▸ Task requirements:
Write out every line of the listing below verbatim, in the same order and with nothing changed.

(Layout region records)
— START —
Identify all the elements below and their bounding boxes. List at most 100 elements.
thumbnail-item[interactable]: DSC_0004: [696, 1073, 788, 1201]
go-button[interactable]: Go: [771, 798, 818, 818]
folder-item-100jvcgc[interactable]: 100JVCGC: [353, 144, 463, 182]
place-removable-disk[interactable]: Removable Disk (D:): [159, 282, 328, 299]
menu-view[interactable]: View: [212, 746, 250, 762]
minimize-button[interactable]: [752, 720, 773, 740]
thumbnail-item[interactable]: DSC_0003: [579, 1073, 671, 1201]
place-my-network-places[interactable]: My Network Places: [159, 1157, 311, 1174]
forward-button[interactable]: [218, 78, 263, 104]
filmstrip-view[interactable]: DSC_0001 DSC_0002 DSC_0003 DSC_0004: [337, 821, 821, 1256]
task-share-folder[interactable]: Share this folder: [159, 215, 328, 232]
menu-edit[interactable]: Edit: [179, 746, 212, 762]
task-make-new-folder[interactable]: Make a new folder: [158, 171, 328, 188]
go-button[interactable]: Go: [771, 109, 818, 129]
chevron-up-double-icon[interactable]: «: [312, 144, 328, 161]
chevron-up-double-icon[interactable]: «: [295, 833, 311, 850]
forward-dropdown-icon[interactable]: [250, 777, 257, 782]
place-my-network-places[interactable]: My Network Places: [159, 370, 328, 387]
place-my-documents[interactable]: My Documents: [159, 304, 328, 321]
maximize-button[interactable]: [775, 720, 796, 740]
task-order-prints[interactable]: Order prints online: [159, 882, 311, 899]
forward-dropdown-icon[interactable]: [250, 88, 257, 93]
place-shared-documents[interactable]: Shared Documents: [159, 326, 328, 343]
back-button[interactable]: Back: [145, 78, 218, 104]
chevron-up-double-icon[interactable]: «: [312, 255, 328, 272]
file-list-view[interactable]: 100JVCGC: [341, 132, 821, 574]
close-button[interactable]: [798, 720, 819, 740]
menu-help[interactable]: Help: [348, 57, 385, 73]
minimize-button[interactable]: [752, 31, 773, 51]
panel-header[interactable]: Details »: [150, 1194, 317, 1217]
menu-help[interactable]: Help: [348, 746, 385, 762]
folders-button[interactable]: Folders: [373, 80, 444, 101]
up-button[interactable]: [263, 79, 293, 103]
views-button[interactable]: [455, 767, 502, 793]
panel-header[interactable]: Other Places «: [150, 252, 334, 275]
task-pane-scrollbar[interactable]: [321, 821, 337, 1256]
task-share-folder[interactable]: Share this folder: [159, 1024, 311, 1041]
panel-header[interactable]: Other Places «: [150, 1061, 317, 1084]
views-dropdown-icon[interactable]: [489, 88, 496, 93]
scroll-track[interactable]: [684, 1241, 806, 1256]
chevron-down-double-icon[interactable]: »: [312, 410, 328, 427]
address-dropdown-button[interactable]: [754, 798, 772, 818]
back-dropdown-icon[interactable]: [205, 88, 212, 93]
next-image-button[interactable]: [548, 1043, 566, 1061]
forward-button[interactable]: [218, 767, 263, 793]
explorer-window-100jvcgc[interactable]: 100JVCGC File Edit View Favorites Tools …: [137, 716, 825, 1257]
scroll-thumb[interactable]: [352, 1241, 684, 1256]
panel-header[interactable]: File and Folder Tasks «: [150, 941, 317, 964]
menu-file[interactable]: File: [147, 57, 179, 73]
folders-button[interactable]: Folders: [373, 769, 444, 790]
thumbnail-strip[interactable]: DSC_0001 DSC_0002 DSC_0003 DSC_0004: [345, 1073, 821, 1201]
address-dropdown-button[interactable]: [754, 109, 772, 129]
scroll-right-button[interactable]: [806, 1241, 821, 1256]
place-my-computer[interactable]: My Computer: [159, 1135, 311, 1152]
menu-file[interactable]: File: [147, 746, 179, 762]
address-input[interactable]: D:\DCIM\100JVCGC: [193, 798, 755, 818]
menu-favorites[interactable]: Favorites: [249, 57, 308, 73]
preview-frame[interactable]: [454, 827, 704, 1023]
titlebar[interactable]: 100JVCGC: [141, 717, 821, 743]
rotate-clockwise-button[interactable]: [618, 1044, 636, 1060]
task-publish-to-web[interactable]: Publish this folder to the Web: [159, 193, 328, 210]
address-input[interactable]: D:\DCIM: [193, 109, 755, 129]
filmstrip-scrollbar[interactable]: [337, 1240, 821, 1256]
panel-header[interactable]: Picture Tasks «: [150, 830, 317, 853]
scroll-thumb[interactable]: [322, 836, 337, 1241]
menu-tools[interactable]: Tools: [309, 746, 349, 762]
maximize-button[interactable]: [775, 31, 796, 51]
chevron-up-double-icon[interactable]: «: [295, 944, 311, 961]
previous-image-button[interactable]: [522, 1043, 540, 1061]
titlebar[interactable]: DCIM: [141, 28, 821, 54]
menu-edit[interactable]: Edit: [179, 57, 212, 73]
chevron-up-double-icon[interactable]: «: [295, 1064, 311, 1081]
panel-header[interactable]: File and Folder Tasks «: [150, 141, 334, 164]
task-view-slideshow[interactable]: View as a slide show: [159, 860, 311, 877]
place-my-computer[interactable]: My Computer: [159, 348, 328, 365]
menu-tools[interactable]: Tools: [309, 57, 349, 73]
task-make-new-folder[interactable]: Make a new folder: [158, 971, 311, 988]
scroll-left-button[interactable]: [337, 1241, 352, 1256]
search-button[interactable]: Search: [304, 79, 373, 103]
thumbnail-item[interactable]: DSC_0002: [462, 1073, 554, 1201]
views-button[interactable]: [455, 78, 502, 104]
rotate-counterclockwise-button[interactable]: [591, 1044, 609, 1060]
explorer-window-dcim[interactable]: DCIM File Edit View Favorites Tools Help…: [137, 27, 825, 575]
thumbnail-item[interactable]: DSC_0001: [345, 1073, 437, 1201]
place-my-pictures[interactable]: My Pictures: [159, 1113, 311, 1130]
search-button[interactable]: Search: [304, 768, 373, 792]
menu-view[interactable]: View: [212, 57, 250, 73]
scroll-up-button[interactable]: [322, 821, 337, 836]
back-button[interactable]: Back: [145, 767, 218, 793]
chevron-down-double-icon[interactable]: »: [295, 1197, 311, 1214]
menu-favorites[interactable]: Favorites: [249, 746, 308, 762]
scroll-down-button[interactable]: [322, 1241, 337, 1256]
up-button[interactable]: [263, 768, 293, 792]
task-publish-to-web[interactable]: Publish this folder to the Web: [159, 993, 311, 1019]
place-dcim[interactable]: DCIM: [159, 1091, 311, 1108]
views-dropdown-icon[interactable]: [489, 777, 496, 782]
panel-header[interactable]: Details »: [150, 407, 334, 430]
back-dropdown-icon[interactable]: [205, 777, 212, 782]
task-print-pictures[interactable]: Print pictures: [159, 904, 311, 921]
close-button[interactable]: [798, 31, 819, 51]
— END —
▸ Answer to this problem:
Identify all the elements below and their bounding boxes. List at most 100 elements.
thumbnail-item[interactable]: DSC_0004: [696, 1073, 788, 1201]
go-button[interactable]: Go: [771, 798, 818, 818]
folder-item-100jvcgc[interactable]: 100JVCGC: [353, 144, 463, 182]
place-removable-disk[interactable]: Removable Disk (D:): [159, 282, 328, 299]
menu-view[interactable]: View: [212, 746, 250, 762]
minimize-button[interactable]: [752, 720, 773, 740]
thumbnail-item[interactable]: DSC_0003: [579, 1073, 671, 1201]
place-my-network-places[interactable]: My Network Places: [159, 1157, 311, 1174]
forward-button[interactable]: [218, 78, 263, 104]
filmstrip-view[interactable]: DSC_0001 DSC_0002 DSC_0003 DSC_0004: [337, 821, 821, 1256]
task-share-folder[interactable]: Share this folder: [159, 215, 328, 232]
menu-edit[interactable]: Edit: [179, 746, 212, 762]
task-make-new-folder[interactable]: Make a new folder: [158, 171, 328, 188]
go-button[interactable]: Go: [771, 109, 818, 129]
chevron-up-double-icon[interactable]: «: [312, 144, 328, 161]
chevron-up-double-icon[interactable]: «: [295, 833, 311, 850]
forward-dropdown-icon[interactable]: [250, 777, 257, 782]
place-my-network-places[interactable]: My Network Places: [159, 370, 328, 387]
place-my-documents[interactable]: My Documents: [159, 304, 328, 321]
maximize-button[interactable]: [775, 720, 796, 740]
task-order-prints[interactable]: Order prints online: [159, 882, 311, 899]
forward-dropdown-icon[interactable]: [250, 88, 257, 93]
place-shared-documents[interactable]: Shared Documents: [159, 326, 328, 343]
back-button[interactable]: Back: [145, 78, 218, 104]
chevron-up-double-icon[interactable]: «: [312, 255, 328, 272]
file-list-view[interactable]: 100JVCGC: [341, 132, 821, 574]
close-button[interactable]: [798, 720, 819, 740]
menu-help[interactable]: Help: [348, 57, 385, 73]
minimize-button[interactable]: [752, 31, 773, 51]
panel-header[interactable]: Details »: [150, 1194, 317, 1217]
menu-help[interactable]: Help: [348, 746, 385, 762]
folders-button[interactable]: Folders: [373, 80, 444, 101]
up-button[interactable]: [263, 79, 293, 103]
views-button[interactable]: [455, 767, 502, 793]
panel-header[interactable]: Other Places «: [150, 252, 334, 275]
task-pane-scrollbar[interactable]: [321, 821, 337, 1256]
task-share-folder[interactable]: Share this folder: [159, 1024, 311, 1041]
panel-header[interactable]: Other Places «: [150, 1061, 317, 1084]
views-dropdown-icon[interactable]: [489, 88, 496, 93]
scroll-track[interactable]: [684, 1241, 806, 1256]
chevron-down-double-icon[interactable]: »: [312, 410, 328, 427]
address-dropdown-button[interactable]: [754, 798, 772, 818]
back-dropdown-icon[interactable]: [205, 88, 212, 93]
next-image-button[interactable]: [548, 1043, 566, 1061]
forward-button[interactable]: [218, 767, 263, 793]
explorer-window-100jvcgc[interactable]: 100JVCGC File Edit View Favorites Tools …: [137, 716, 825, 1257]
scroll-thumb[interactable]: [352, 1241, 684, 1256]
panel-header[interactable]: File and Folder Tasks «: [150, 941, 317, 964]
menu-file[interactable]: File: [147, 57, 179, 73]
folders-button[interactable]: Folders: [373, 769, 444, 790]
thumbnail-strip[interactable]: DSC_0001 DSC_0002 DSC_0003 DSC_0004: [345, 1073, 821, 1201]
address-dropdown-button[interactable]: [754, 109, 772, 129]
scroll-right-button[interactable]: [806, 1241, 821, 1256]
place-my-computer[interactable]: My Computer: [159, 1135, 311, 1152]
menu-file[interactable]: File: [147, 746, 179, 762]
address-input[interactable]: D:\DCIM\100JVCGC: [193, 798, 755, 818]
menu-favorites[interactable]: Favorites: [249, 57, 308, 73]
preview-frame[interactable]: [454, 827, 704, 1023]
titlebar[interactable]: 100JVCGC: [141, 717, 821, 743]
rotate-clockwise-button[interactable]: [618, 1044, 636, 1060]
task-publish-to-web[interactable]: Publish this folder to the Web: [159, 193, 328, 210]
address-input[interactable]: D:\DCIM: [193, 109, 755, 129]
filmstrip-scrollbar[interactable]: [337, 1240, 821, 1256]
panel-header[interactable]: Picture Tasks «: [150, 830, 317, 853]
scroll-thumb[interactable]: [322, 836, 337, 1241]
menu-tools[interactable]: Tools: [309, 746, 349, 762]
maximize-button[interactable]: [775, 31, 796, 51]
chevron-up-double-icon[interactable]: «: [295, 944, 311, 961]
previous-image-button[interactable]: [522, 1043, 540, 1061]
titlebar[interactable]: DCIM: [141, 28, 821, 54]
menu-edit[interactable]: Edit: [179, 57, 212, 73]
chevron-up-double-icon[interactable]: «: [295, 1064, 311, 1081]
panel-header[interactable]: File and Folder Tasks «: [150, 141, 334, 164]
task-view-slideshow[interactable]: View as a slide show: [159, 860, 311, 877]
place-my-computer[interactable]: My Computer: [159, 348, 328, 365]
menu-tools[interactable]: Tools: [309, 57, 349, 73]
task-make-new-folder[interactable]: Make a new folder: [158, 971, 311, 988]
scroll-left-button[interactable]: [337, 1241, 352, 1256]
search-button[interactable]: Search: [304, 79, 373, 103]
thumbnail-item[interactable]: DSC_0002: [462, 1073, 554, 1201]
views-button[interactable]: [455, 78, 502, 104]
rotate-counterclockwise-button[interactable]: [591, 1044, 609, 1060]
explorer-window-dcim[interactable]: DCIM File Edit View Favorites Tools Help…: [137, 27, 825, 575]
thumbnail-item[interactable]: DSC_0001: [345, 1073, 437, 1201]
place-my-pictures[interactable]: My Pictures: [159, 1113, 311, 1130]
search-button[interactable]: Search: [304, 768, 373, 792]
menu-view[interactable]: View: [212, 57, 250, 73]
scroll-up-button[interactable]: [322, 821, 337, 836]
back-button[interactable]: Back: [145, 767, 218, 793]
chevron-down-double-icon[interactable]: »: [295, 1197, 311, 1214]
menu-favorites[interactable]: Favorites: [249, 746, 308, 762]
scroll-down-button[interactable]: [322, 1241, 337, 1256]
up-button[interactable]: [263, 768, 293, 792]
task-publish-to-web[interactable]: Publish this folder to the Web: [159, 993, 311, 1019]
place-dcim[interactable]: DCIM: [159, 1091, 311, 1108]
views-dropdown-icon[interactable]: [489, 777, 496, 782]
panel-header[interactable]: Details »: [150, 407, 334, 430]
back-dropdown-icon[interactable]: [205, 777, 212, 782]
task-print-pictures[interactable]: Print pictures: [159, 904, 311, 921]
close-button[interactable]: [798, 31, 819, 51]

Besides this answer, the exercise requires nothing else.